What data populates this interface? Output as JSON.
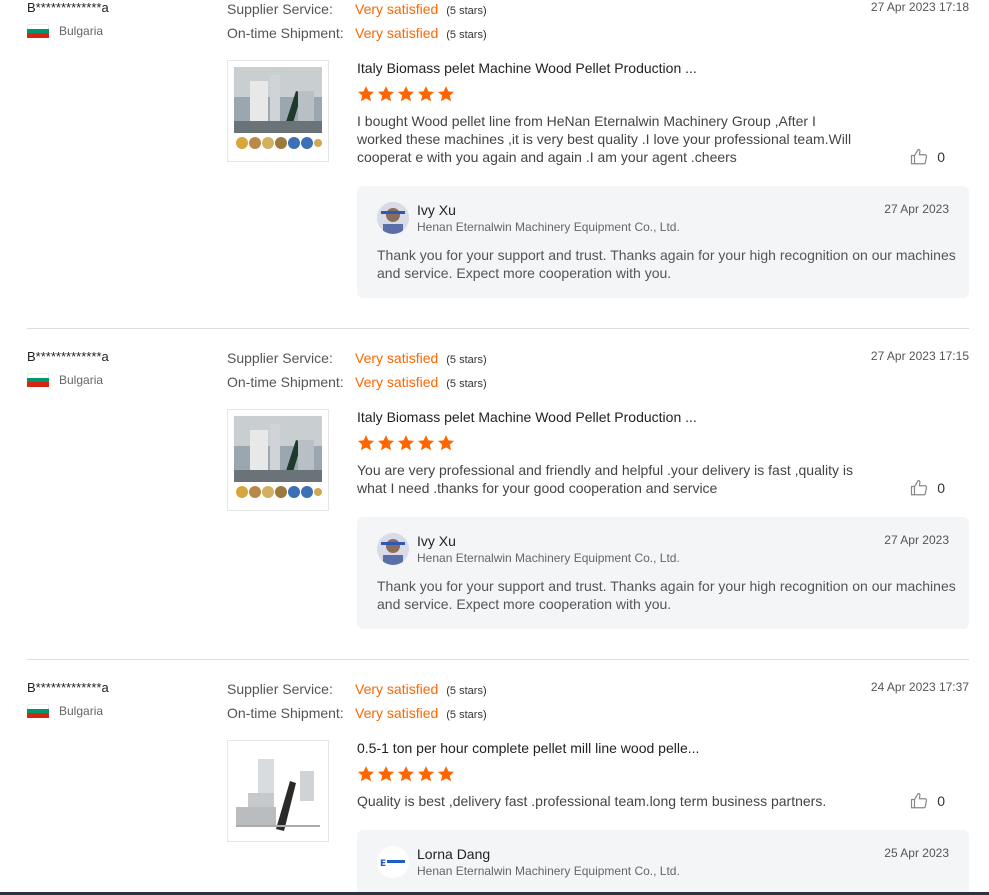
{
  "colors": {
    "accent": "#ff6600",
    "reply_bg": "#f4f5f7",
    "flag_white": "#ffffff",
    "flag_green": "#00966e",
    "flag_red": "#d62612"
  },
  "labels": {
    "supplier_service": "Supplier Service:",
    "on_time_shipment": "On-time Shipment:"
  },
  "reviews": [
    {
      "buyer": "B*************a",
      "country": "Bulgaria",
      "date": "27 Apr 2023 17:18",
      "supplier_service": {
        "value": "Very satisfied",
        "stars": "(5 stars)"
      },
      "shipment": {
        "value": "Very satisfied",
        "stars": "(5 stars)"
      },
      "product_title": "Italy Biomass pelet Machine Wood Pellet Production ...",
      "rating": 5,
      "text": "I bought Wood pellet line from HeNan Eternalwin Machinery Group ,After I worked these machines ,it is very best quality .I love your professional team.Will cooperat e with you again and again .I am your agent .cheers",
      "likes": "0",
      "reply": {
        "name": "Ivy Xu",
        "company": "Henan Eternalwin Machinery Equipment Co., Ltd.",
        "date": "27 Apr 2023",
        "text": "Thank you for your support and trust. Thanks again for your high recognition on our machines and service. Expect more cooperation with you."
      }
    },
    {
      "buyer": "B*************a",
      "country": "Bulgaria",
      "date": "27 Apr 2023 17:15",
      "supplier_service": {
        "value": "Very satisfied",
        "stars": "(5 stars)"
      },
      "shipment": {
        "value": "Very satisfied",
        "stars": "(5 stars)"
      },
      "product_title": "Italy Biomass pelet Machine Wood Pellet Production ...",
      "rating": 5,
      "text": "You are very professional and friendly and helpful .your delivery is fast ,quality is what I need .thanks for your good cooperation and service",
      "likes": "0",
      "reply": {
        "name": "Ivy Xu",
        "company": "Henan Eternalwin Machinery Equipment Co., Ltd.",
        "date": "27 Apr 2023",
        "text": "Thank you for your support and trust. Thanks again for your high recognition on our machines and service. Expect more cooperation with you."
      }
    },
    {
      "buyer": "B*************a",
      "country": "Bulgaria",
      "date": "24 Apr 2023 17:37",
      "supplier_service": {
        "value": "Very satisfied",
        "stars": "(5 stars)"
      },
      "shipment": {
        "value": "Very satisfied",
        "stars": "(5 stars)"
      },
      "product_title": "0.5-1 ton per hour complete pellet mill line wood pelle...",
      "rating": 5,
      "text": "Quality is best ,delivery fast .professional team.long term business partners.",
      "likes": "0",
      "reply": {
        "name": "Lorna Dang",
        "company": "Henan Eternalwin Machinery Equipment Co., Ltd.",
        "date": "25 Apr 2023",
        "text": ""
      }
    }
  ]
}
◇ ◇ ◇ ◇ ◇ ◇ ◇
Leave out every picture and copy the rest of the records exactly.

#### THE RESPONSE
What data populates this interface? Output as JSON.
{
  "colors": {
    "accent": "#ff6600",
    "reply_bg": "#f4f5f7",
    "flag_white": "#ffffff",
    "flag_green": "#00966e",
    "flag_red": "#d62612"
  },
  "labels": {
    "supplier_service": "Supplier Service:",
    "on_time_shipment": "On-time Shipment:"
  },
  "reviews": [
    {
      "buyer": "B*************a",
      "country": "Bulgaria",
      "date": "27 Apr 2023 17:18",
      "supplier_service": {
        "value": "Very satisfied",
        "stars": "(5 stars)"
      },
      "shipment": {
        "value": "Very satisfied",
        "stars": "(5 stars)"
      },
      "product_title": "Italy Biomass pelet Machine Wood Pellet Production ...",
      "rating": 5,
      "text": "I bought Wood pellet line from HeNan Eternalwin Machinery Group ,After I worked these machines ,it is very best quality .I love your professional team.Will cooperat e with you again and again .I am your agent .cheers",
      "likes": "0",
      "reply": {
        "name": "Ivy Xu",
        "company": "Henan Eternalwin Machinery Equipment Co., Ltd.",
        "date": "27 Apr 2023",
        "text": "Thank you for your support and trust. Thanks again for your high recognition on our machines and service. Expect more cooperation with you."
      }
    },
    {
      "buyer": "B*************a",
      "country": "Bulgaria",
      "date": "27 Apr 2023 17:15",
      "supplier_service": {
        "value": "Very satisfied",
        "stars": "(5 stars)"
      },
      "shipment": {
        "value": "Very satisfied",
        "stars": "(5 stars)"
      },
      "product_title": "Italy Biomass pelet Machine Wood Pellet Production ...",
      "rating": 5,
      "text": "You are very professional and friendly and helpful .your delivery is fast ,quality is what I need .thanks for your good cooperation and service",
      "likes": "0",
      "reply": {
        "name": "Ivy Xu",
        "company": "Henan Eternalwin Machinery Equipment Co., Ltd.",
        "date": "27 Apr 2023",
        "text": "Thank you for your support and trust. Thanks again for your high recognition on our machines and service. Expect more cooperation with you."
      }
    },
    {
      "buyer": "B*************a",
      "country": "Bulgaria",
      "date": "24 Apr 2023 17:37",
      "supplier_service": {
        "value": "Very satisfied",
        "stars": "(5 stars)"
      },
      "shipment": {
        "value": "Very satisfied",
        "stars": "(5 stars)"
      },
      "product_title": "0.5-1 ton per hour complete pellet mill line wood pelle...",
      "rating": 5,
      "text": "Quality is best ,delivery fast .professional team.long term business partners.",
      "likes": "0",
      "reply": {
        "name": "Lorna Dang",
        "company": "Henan Eternalwin Machinery Equipment Co., Ltd.",
        "date": "25 Apr 2023",
        "text": ""
      }
    }
  ]
}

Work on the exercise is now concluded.